Task to carry out:
Reproduce all lines of the listing below in which the word "recovery" occurs.

Material for this task:
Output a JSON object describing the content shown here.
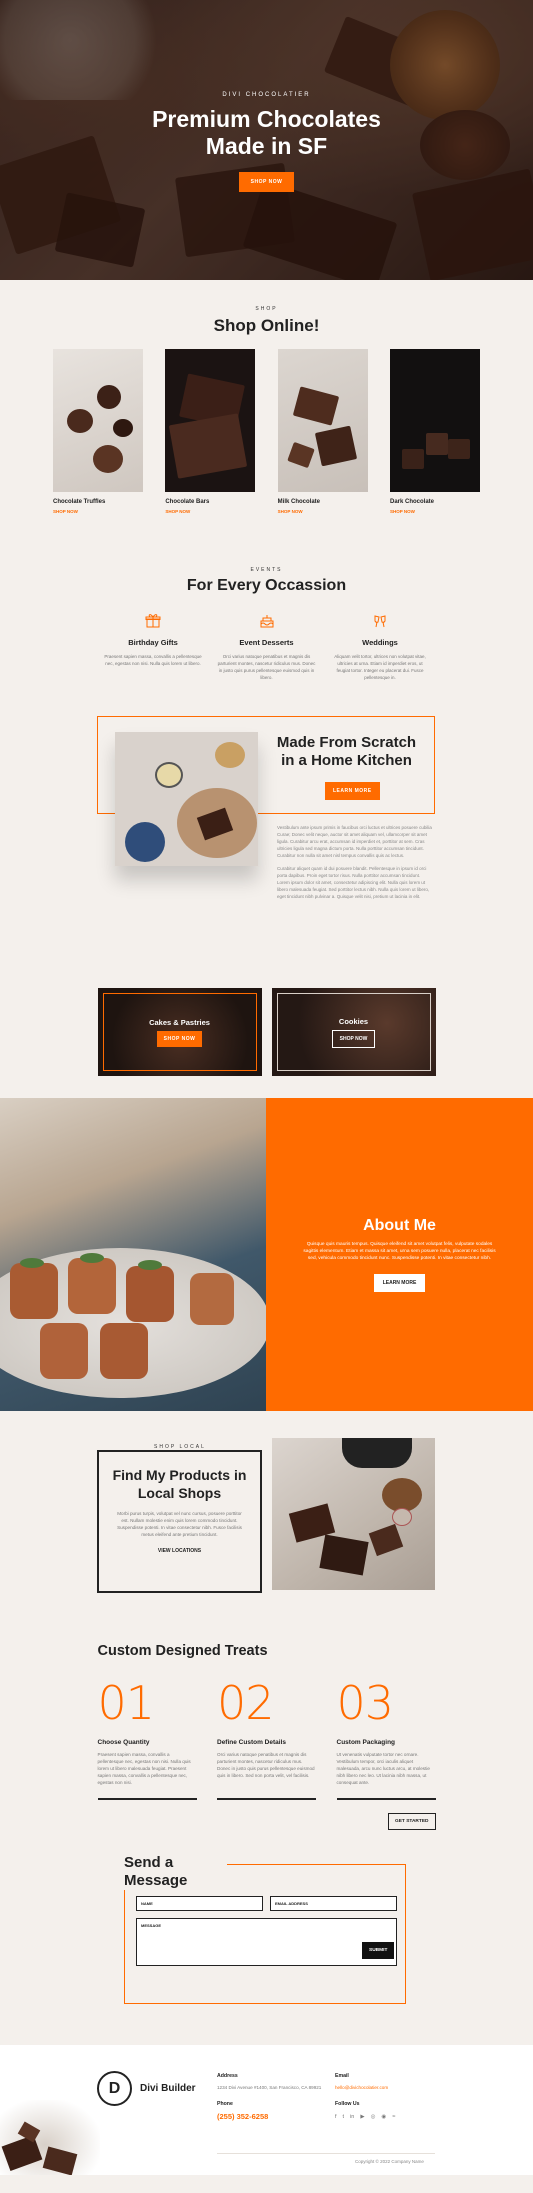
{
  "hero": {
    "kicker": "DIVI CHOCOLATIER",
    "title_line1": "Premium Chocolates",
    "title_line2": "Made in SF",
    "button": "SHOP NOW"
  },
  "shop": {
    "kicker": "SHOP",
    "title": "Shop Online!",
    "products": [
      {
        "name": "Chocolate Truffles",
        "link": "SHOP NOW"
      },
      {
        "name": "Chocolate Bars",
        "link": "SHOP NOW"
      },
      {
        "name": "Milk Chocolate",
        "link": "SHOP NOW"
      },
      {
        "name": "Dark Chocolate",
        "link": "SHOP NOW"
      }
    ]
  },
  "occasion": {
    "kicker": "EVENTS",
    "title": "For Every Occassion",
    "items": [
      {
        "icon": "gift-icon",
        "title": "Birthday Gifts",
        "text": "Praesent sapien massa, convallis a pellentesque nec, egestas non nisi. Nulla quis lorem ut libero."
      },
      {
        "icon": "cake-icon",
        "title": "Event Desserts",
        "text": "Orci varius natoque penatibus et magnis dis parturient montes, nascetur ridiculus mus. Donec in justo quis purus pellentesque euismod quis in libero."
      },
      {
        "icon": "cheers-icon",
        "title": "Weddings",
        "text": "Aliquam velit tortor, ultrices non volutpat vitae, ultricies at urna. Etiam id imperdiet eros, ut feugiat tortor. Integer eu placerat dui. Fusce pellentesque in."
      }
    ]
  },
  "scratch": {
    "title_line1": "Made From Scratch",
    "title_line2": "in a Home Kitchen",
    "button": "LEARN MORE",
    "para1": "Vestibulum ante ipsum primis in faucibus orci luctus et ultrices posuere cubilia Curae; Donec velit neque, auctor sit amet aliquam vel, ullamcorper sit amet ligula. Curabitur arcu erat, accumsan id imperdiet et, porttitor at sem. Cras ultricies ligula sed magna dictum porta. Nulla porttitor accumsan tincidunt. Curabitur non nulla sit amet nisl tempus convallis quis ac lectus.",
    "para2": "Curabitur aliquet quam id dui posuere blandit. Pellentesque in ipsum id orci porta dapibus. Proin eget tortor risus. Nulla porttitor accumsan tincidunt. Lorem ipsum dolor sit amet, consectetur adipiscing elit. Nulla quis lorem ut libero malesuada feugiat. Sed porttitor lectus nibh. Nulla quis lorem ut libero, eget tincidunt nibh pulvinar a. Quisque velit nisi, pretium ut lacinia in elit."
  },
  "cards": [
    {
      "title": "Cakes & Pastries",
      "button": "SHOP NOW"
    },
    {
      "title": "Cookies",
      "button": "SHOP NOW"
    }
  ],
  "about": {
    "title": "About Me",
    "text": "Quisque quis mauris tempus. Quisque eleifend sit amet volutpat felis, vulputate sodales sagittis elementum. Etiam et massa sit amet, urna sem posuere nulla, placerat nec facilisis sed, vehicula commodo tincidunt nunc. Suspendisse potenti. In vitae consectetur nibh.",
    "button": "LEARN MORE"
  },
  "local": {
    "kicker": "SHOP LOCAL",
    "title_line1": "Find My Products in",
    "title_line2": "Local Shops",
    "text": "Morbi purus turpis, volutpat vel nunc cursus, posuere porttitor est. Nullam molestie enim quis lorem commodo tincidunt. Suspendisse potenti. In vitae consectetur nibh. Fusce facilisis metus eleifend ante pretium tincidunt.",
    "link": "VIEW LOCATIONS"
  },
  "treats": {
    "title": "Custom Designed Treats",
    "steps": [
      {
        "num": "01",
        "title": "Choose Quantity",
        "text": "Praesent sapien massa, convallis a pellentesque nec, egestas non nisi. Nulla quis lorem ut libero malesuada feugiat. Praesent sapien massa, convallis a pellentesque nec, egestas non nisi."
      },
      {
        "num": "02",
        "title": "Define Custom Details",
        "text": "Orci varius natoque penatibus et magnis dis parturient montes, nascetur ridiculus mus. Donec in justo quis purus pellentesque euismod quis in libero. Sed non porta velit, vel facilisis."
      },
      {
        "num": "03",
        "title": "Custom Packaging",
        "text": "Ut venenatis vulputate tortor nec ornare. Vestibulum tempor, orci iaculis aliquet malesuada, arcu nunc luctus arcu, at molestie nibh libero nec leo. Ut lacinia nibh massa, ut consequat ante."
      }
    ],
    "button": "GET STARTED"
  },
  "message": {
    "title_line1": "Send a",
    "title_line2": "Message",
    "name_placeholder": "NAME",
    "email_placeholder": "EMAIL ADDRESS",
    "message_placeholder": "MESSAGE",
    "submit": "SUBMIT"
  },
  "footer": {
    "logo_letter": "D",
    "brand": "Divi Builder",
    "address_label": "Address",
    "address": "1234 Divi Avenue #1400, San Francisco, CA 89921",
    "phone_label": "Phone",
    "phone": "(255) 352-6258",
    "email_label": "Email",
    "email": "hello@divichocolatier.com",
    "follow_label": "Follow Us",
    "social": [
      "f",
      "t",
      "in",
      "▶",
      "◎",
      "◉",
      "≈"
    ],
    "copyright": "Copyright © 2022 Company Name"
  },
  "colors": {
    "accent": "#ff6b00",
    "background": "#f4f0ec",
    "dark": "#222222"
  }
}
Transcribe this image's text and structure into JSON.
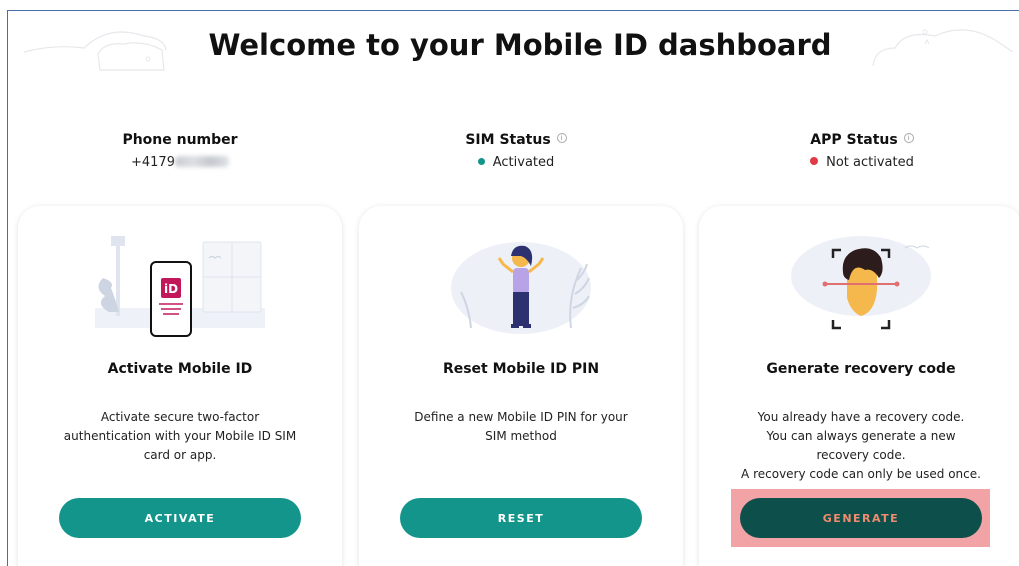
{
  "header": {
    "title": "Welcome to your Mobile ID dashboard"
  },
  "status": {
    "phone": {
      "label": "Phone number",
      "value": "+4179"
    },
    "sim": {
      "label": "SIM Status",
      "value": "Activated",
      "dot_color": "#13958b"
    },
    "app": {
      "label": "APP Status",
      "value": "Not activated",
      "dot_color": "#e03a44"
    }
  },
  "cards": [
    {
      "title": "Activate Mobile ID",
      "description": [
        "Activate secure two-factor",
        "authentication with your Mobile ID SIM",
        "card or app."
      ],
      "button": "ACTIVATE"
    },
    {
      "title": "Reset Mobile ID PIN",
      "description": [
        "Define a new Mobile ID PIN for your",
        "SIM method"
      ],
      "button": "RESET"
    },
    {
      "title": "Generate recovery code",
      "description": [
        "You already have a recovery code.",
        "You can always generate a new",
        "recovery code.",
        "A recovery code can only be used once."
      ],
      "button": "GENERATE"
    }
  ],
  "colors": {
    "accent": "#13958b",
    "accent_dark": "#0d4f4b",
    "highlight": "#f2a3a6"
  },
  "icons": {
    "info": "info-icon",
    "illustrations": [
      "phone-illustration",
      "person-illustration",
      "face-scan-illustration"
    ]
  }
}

Answer to this task:
      "title": "Generate recovery code",
        "You already have a recovery code.",
        "recovery code.",
        "A recovery code can only be used once."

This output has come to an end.